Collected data
───

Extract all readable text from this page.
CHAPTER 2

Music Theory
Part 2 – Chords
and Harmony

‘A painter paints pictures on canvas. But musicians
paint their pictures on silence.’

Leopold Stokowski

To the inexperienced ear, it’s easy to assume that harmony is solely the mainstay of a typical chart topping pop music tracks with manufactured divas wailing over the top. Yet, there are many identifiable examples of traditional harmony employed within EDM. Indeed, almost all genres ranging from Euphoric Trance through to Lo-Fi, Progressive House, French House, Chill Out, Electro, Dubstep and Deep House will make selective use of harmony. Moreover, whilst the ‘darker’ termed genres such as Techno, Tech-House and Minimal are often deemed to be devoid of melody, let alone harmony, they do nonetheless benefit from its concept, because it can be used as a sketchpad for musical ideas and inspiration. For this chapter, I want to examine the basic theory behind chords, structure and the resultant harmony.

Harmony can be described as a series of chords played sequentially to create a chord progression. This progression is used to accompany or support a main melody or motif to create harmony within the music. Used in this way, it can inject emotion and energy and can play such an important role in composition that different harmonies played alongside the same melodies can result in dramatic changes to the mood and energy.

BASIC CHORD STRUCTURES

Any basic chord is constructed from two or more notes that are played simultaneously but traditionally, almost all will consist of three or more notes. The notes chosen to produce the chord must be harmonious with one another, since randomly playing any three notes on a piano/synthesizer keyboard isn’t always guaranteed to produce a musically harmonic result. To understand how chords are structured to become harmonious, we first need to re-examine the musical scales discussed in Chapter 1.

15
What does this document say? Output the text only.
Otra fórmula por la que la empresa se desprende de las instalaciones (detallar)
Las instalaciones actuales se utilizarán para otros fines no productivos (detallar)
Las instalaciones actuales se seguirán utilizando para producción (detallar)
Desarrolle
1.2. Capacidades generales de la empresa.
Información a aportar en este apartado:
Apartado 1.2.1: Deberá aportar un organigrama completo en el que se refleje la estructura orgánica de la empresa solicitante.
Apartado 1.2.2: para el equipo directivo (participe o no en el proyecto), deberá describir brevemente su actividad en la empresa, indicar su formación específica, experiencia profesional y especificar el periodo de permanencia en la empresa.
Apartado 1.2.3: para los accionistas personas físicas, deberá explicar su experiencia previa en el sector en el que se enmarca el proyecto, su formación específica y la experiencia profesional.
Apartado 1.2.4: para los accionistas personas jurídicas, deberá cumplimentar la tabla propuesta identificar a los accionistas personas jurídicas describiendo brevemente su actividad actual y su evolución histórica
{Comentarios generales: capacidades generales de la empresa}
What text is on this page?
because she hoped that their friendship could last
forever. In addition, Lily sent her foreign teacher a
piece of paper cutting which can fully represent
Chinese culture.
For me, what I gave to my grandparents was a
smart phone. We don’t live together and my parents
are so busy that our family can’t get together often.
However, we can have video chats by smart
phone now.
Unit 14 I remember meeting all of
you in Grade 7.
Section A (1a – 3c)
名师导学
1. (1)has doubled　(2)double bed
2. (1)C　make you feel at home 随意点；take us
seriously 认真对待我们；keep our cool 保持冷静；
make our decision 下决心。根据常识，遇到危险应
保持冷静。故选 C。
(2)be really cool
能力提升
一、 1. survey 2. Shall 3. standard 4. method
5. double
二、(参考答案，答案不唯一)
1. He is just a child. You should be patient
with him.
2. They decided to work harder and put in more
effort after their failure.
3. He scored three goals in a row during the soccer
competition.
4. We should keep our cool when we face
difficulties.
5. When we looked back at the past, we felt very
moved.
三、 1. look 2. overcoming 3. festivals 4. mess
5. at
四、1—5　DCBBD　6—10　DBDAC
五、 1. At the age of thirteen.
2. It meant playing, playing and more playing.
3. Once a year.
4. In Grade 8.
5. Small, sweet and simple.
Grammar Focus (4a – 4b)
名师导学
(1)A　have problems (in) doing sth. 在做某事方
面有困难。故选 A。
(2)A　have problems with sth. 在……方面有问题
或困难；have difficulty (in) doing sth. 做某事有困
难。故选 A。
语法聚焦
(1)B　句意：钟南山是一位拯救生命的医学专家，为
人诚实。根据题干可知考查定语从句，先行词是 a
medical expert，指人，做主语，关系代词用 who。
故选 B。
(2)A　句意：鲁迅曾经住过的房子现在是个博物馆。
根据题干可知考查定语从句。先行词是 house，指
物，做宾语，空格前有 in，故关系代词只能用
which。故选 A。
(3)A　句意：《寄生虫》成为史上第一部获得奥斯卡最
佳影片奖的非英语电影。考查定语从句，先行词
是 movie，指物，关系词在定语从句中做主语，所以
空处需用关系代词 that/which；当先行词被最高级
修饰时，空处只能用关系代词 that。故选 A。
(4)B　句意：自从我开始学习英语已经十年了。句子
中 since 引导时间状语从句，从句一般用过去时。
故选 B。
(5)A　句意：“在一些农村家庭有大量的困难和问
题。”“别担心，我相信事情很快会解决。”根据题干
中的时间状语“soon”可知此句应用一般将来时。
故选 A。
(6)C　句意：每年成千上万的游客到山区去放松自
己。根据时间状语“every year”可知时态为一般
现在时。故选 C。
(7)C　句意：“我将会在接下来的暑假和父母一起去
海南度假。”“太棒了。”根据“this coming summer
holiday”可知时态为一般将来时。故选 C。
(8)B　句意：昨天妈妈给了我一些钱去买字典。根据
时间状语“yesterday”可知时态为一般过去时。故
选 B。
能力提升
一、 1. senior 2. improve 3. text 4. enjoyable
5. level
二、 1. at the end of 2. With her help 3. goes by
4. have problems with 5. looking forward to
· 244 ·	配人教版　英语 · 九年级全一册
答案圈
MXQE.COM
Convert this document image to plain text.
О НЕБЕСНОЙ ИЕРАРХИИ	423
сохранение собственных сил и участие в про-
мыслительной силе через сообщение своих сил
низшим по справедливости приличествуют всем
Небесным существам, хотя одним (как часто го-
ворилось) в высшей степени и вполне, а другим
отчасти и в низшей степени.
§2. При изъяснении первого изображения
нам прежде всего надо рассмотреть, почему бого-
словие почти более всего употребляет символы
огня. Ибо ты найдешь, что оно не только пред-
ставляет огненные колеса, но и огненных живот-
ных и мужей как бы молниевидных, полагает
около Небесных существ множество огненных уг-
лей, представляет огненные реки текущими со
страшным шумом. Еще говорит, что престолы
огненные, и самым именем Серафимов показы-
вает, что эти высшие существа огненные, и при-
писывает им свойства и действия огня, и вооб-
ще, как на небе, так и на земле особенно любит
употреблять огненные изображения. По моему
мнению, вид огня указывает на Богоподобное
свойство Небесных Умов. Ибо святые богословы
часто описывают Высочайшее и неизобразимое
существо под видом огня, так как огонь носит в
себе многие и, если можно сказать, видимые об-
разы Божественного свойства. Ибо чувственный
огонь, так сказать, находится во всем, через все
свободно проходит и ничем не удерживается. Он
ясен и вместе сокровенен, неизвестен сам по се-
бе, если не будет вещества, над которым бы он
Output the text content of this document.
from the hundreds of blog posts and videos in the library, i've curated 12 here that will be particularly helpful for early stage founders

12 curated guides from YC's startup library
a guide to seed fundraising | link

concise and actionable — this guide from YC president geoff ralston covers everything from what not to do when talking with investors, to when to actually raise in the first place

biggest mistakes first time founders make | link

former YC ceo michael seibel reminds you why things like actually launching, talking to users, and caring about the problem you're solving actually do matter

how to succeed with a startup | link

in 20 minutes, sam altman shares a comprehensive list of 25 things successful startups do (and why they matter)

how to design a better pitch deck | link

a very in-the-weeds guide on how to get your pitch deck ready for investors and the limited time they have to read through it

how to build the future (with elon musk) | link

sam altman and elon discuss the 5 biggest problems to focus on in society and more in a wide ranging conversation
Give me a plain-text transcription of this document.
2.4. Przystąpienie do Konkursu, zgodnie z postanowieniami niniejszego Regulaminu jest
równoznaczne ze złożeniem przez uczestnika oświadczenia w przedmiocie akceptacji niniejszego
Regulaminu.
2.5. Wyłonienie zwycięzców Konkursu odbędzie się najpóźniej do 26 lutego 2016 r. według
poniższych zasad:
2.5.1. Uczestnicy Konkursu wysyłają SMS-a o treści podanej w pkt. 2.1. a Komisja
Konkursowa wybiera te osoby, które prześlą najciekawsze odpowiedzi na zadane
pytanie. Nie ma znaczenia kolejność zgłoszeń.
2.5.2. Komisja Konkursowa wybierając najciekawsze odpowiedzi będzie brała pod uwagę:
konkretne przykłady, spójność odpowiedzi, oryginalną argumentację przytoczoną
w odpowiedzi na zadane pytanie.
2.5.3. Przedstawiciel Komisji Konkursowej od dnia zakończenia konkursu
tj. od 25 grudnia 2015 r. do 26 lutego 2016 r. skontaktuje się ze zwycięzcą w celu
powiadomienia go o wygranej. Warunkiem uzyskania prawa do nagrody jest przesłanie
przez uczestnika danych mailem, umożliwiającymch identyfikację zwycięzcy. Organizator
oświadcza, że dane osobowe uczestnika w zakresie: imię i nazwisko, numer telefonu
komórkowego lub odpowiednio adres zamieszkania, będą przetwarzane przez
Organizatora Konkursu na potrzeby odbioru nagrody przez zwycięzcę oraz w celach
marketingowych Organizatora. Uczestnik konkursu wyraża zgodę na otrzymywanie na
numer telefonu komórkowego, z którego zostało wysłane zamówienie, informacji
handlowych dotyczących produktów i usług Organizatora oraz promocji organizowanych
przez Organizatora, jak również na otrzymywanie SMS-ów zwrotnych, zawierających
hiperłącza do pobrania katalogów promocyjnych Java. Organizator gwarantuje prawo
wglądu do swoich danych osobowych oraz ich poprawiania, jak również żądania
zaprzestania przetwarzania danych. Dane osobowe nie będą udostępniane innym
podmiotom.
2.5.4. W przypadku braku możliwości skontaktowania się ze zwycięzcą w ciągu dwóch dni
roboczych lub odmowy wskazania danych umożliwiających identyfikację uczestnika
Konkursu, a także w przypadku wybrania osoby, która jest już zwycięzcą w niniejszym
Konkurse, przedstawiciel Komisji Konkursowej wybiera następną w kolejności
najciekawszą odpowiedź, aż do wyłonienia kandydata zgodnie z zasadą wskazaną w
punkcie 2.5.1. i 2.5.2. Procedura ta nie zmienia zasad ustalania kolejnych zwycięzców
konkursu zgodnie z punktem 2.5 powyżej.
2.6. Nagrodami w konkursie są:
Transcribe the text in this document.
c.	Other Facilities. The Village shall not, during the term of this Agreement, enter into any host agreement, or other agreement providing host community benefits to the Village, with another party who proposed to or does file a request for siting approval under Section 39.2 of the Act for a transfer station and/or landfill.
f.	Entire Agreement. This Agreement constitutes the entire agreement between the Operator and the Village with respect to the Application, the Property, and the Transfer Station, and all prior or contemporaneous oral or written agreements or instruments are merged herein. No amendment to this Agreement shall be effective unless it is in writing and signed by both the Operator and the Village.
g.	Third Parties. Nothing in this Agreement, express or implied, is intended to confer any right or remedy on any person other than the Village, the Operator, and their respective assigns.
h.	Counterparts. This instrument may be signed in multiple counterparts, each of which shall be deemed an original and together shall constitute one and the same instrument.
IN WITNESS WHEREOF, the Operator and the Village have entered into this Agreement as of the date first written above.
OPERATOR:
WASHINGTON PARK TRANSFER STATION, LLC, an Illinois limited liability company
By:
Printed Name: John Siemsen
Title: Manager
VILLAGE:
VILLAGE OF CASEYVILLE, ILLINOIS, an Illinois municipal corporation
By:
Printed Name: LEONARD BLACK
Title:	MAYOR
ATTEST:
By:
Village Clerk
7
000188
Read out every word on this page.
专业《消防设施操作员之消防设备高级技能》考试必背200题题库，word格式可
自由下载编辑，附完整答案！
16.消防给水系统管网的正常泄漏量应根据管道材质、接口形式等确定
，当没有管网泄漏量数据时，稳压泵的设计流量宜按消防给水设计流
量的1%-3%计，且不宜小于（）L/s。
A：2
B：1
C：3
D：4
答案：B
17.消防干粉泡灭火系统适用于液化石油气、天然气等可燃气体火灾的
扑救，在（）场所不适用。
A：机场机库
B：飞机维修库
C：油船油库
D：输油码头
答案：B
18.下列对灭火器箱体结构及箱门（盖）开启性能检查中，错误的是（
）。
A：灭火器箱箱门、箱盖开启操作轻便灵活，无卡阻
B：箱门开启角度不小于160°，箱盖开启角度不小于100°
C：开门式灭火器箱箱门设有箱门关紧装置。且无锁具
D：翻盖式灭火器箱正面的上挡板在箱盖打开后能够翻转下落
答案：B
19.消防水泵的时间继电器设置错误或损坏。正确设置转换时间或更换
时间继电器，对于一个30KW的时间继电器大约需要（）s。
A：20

───

- What to produce:
Find out how many lines in the listing contain the string "should". Give the number alone.

- Solution to this exercise:
2